- [TASK REQUIREMENTS]
Would you pull out every line of the material that contains the string "敬请注意"?

- [LISTING]

[Begin]

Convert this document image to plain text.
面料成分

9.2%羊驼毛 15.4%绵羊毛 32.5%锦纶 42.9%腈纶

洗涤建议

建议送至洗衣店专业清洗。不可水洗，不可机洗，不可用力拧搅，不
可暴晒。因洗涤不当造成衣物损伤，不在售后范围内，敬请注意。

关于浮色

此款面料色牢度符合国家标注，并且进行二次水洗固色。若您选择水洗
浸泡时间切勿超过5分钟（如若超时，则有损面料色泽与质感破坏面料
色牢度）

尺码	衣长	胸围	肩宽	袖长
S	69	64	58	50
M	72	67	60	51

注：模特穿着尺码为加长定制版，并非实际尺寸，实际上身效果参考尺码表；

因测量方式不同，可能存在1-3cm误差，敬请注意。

[End]

- [SOLUTION FOR THIS EXERCISE]
可暴晒。因洗涤不当造成衣物损伤，不在售后范围内，敬请注意。
因测量方式不同，可能存在1-3cm误差，敬请注意。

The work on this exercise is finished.